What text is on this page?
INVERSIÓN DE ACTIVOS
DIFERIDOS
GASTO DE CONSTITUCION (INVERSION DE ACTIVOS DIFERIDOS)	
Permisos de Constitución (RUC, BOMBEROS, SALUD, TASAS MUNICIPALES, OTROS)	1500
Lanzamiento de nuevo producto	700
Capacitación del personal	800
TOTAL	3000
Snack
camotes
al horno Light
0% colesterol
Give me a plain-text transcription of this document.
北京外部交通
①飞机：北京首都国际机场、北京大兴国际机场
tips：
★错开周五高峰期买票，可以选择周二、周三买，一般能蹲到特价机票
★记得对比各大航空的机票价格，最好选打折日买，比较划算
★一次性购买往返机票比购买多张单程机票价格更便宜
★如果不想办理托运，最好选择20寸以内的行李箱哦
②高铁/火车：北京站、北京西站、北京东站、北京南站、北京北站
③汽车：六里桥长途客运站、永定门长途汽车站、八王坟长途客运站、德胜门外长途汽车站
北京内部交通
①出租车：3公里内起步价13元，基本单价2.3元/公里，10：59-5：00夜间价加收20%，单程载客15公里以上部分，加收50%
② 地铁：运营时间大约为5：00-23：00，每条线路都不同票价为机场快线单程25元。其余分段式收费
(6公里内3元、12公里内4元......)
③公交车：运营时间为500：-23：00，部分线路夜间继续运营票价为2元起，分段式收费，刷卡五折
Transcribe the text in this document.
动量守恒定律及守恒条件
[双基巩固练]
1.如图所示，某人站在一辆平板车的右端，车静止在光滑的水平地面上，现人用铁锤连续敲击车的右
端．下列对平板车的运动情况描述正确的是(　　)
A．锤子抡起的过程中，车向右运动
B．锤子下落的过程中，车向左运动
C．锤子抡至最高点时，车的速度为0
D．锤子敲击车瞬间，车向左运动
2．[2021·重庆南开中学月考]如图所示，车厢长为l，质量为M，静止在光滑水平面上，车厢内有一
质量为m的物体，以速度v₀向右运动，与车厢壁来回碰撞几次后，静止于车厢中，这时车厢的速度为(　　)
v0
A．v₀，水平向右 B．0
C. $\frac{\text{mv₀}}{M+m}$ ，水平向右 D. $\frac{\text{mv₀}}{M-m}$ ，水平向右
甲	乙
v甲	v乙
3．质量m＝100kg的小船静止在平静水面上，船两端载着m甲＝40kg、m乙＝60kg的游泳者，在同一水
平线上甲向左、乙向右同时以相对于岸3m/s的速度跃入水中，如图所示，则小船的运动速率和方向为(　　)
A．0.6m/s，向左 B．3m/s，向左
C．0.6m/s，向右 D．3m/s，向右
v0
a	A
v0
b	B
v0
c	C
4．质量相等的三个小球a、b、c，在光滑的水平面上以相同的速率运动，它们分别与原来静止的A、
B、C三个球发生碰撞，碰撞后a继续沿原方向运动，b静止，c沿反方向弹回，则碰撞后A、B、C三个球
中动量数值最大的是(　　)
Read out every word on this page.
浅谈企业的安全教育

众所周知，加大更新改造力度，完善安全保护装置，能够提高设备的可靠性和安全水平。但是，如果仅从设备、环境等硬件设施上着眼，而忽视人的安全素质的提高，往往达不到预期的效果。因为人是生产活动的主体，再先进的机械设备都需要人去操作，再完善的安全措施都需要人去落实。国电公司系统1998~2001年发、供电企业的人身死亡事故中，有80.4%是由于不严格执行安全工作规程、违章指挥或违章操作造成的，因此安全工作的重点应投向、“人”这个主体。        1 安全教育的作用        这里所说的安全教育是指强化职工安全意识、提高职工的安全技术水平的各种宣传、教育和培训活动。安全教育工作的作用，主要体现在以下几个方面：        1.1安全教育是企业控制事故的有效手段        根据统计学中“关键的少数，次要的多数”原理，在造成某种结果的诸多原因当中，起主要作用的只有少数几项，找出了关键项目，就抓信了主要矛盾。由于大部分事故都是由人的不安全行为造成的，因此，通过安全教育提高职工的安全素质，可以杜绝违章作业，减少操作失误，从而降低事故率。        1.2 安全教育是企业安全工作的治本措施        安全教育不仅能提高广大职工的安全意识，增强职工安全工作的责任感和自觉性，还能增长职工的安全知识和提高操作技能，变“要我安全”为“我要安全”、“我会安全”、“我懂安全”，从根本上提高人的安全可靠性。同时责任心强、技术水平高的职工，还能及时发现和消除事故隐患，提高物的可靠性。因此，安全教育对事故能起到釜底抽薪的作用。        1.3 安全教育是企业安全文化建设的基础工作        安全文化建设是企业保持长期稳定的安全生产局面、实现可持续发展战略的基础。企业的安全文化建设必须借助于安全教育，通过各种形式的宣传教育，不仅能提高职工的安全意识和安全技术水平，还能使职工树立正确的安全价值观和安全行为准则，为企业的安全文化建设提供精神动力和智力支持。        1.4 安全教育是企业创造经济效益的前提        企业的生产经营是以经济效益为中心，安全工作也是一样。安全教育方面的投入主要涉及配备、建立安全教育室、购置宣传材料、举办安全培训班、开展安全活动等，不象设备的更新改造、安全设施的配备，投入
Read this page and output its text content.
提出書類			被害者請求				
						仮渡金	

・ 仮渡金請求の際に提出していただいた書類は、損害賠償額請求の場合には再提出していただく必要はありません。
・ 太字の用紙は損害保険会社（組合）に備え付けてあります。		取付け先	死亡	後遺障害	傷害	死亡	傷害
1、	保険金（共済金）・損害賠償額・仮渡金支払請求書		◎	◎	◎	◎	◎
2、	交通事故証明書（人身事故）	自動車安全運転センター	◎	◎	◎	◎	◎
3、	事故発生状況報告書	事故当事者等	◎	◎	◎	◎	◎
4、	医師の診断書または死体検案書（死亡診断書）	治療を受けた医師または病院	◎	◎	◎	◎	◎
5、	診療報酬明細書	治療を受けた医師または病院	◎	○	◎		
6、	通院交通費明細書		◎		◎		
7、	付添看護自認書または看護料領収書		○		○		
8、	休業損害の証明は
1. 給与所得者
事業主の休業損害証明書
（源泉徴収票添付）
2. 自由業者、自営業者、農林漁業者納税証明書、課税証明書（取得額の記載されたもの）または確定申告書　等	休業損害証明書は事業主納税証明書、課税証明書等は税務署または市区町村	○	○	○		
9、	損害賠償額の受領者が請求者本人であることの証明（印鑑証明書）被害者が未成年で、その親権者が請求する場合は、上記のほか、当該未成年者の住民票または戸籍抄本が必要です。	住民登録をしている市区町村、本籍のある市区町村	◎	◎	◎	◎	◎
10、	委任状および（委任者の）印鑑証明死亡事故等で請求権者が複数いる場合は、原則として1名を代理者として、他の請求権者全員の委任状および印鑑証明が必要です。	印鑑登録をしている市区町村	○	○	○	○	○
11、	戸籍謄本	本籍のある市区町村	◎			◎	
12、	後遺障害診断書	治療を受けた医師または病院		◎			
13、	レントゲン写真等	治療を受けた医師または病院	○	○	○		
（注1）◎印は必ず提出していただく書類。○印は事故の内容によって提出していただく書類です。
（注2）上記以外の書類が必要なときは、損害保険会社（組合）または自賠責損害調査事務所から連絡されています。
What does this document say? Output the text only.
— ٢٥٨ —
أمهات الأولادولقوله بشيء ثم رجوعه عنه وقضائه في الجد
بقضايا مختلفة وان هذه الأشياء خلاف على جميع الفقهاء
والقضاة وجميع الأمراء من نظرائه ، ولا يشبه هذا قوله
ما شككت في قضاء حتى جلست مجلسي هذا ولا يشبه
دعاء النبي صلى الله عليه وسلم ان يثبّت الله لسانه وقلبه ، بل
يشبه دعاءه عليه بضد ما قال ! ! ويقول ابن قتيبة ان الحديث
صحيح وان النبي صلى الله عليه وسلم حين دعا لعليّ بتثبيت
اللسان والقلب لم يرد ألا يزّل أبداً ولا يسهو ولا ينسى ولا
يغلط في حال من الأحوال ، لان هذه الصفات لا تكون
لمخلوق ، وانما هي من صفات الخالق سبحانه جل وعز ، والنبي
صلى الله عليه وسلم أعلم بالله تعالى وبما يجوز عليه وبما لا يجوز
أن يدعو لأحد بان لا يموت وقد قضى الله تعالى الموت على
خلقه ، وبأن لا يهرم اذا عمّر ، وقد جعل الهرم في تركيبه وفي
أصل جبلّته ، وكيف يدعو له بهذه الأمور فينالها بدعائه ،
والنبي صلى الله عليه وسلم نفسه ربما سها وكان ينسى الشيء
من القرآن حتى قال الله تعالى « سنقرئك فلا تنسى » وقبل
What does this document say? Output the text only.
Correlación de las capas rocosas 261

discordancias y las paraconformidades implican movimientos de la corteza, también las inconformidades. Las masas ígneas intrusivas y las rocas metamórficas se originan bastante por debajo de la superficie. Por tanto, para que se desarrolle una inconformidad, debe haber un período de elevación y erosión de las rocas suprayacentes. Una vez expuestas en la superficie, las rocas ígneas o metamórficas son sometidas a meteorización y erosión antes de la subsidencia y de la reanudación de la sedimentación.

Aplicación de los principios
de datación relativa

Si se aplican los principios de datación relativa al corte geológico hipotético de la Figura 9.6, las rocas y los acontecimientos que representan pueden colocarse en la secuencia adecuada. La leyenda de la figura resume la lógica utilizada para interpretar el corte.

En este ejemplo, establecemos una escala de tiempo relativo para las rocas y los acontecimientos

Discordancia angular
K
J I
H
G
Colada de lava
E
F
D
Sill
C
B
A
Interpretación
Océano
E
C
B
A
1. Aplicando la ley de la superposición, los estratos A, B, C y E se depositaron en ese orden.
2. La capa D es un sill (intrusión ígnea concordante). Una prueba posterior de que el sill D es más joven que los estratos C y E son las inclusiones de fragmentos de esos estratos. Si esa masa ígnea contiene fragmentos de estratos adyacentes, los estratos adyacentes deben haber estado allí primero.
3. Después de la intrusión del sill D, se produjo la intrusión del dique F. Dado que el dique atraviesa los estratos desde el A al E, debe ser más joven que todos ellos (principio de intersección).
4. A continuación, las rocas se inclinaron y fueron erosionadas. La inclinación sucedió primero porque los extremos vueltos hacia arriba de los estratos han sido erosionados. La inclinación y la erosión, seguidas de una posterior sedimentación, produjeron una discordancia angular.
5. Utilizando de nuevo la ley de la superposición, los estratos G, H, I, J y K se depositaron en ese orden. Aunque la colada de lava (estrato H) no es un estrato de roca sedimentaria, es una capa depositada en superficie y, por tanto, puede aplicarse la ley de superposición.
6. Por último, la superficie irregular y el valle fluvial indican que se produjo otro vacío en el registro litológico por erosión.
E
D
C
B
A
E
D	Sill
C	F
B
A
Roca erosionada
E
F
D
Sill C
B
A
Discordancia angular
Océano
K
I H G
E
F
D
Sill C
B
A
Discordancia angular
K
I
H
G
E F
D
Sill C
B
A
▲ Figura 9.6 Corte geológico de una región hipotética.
----------------
* **WRITTEN INSTRUCTION**:
Copy out all lines from the material above that contain the string "document".

* **EXERCISE RESULT**:
Give me a plain-text transcription of this document.
Transcribe the text in this document.
What does this document say? Output the text only.
What does this document say? Output the text only.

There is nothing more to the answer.